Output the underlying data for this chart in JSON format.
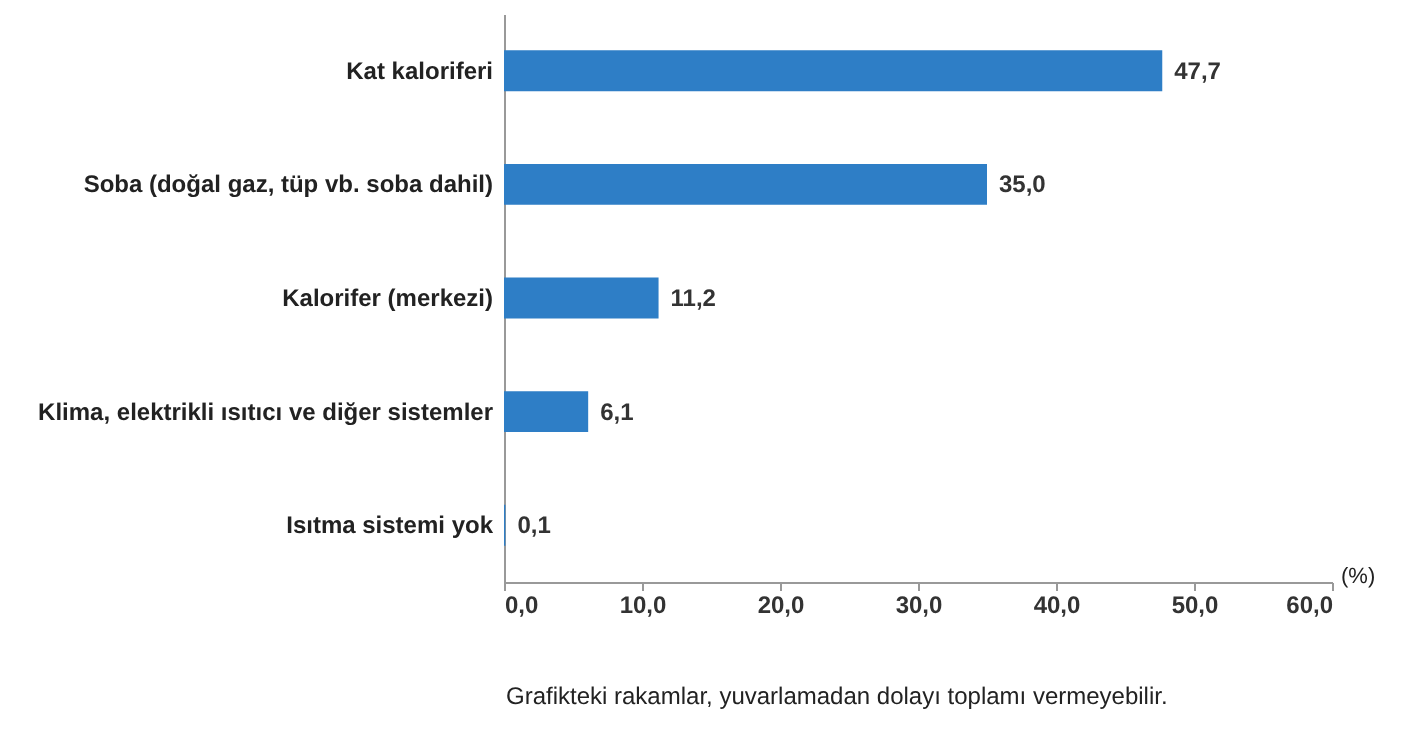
{
  "chart_data": {
    "type": "bar",
    "orientation": "horizontal",
    "categories": [
      "Kat kaloriferi",
      "Soba (doğal gaz, tüp vb. soba dahil)",
      "Kalorifer (merkezi)",
      "Klima, elektrikli ısıtıcı ve diğer sistemler",
      "Isıtma sistemi yok"
    ],
    "values": [
      47.7,
      35.0,
      11.2,
      6.1,
      0.1
    ],
    "value_labels": [
      "47,7",
      "35,0",
      "11,2",
      "6,1",
      "0,1"
    ],
    "color": "#2e7ec6",
    "xlabel": "(%)",
    "xlim": [
      0,
      60
    ],
    "xticks": [
      {
        "value": 0,
        "label": "0,0"
      },
      {
        "value": 10,
        "label": "10,0"
      },
      {
        "value": 20,
        "label": "20,0"
      },
      {
        "value": 30,
        "label": "30,0"
      },
      {
        "value": 40,
        "label": "40,0"
      },
      {
        "value": 50,
        "label": "50,0"
      },
      {
        "value": 60,
        "label": "60,0"
      }
    ],
    "grid": false,
    "annotations": [
      "Grafikteki rakamlar, yuvarlamadan dolayı toplamı vermeyebilir."
    ]
  }
}
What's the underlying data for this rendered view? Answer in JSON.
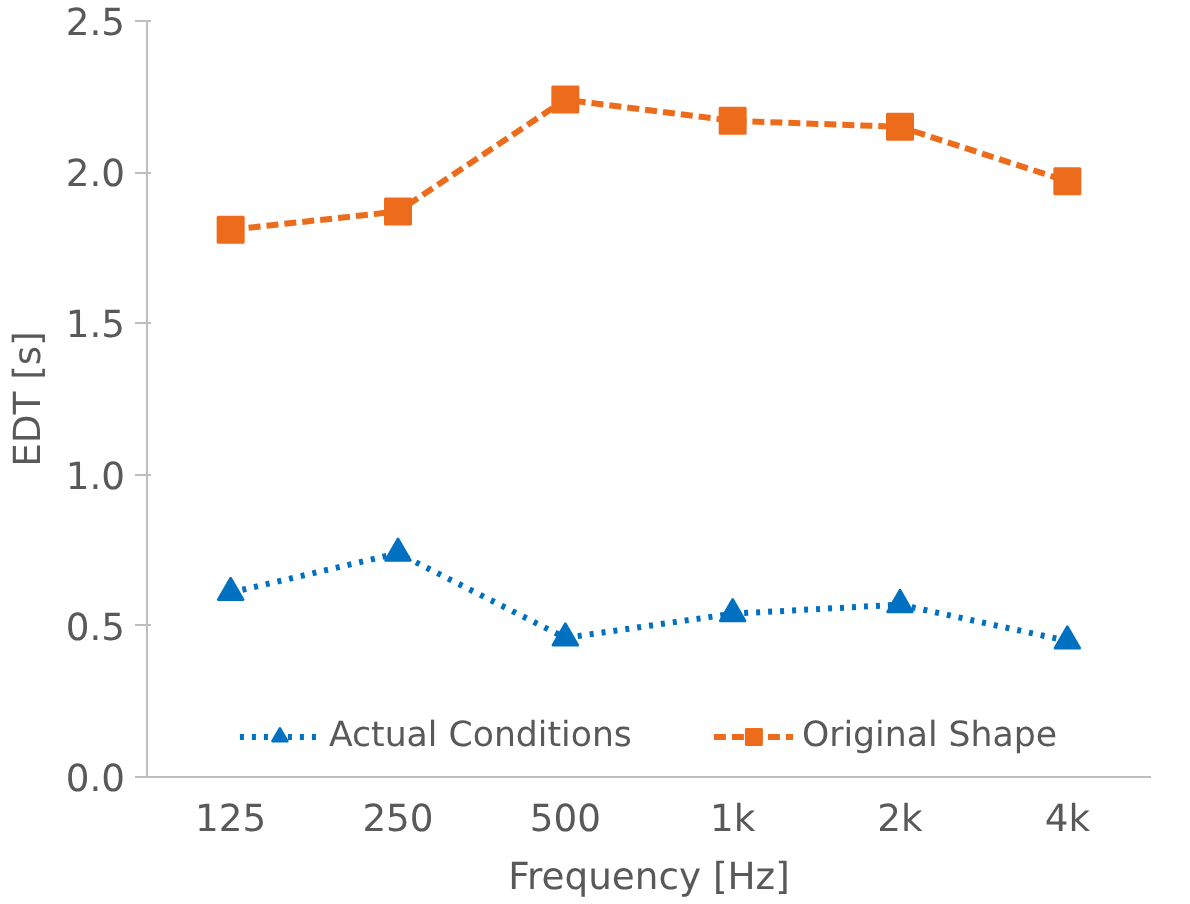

• [Your instructions] Find the lines that include the string "underlying", then copy each of them.

• [Exercise result]
Output the underlying data for this chart in JSON format.
What's the underlying data for this rendered view? Answer in JSON.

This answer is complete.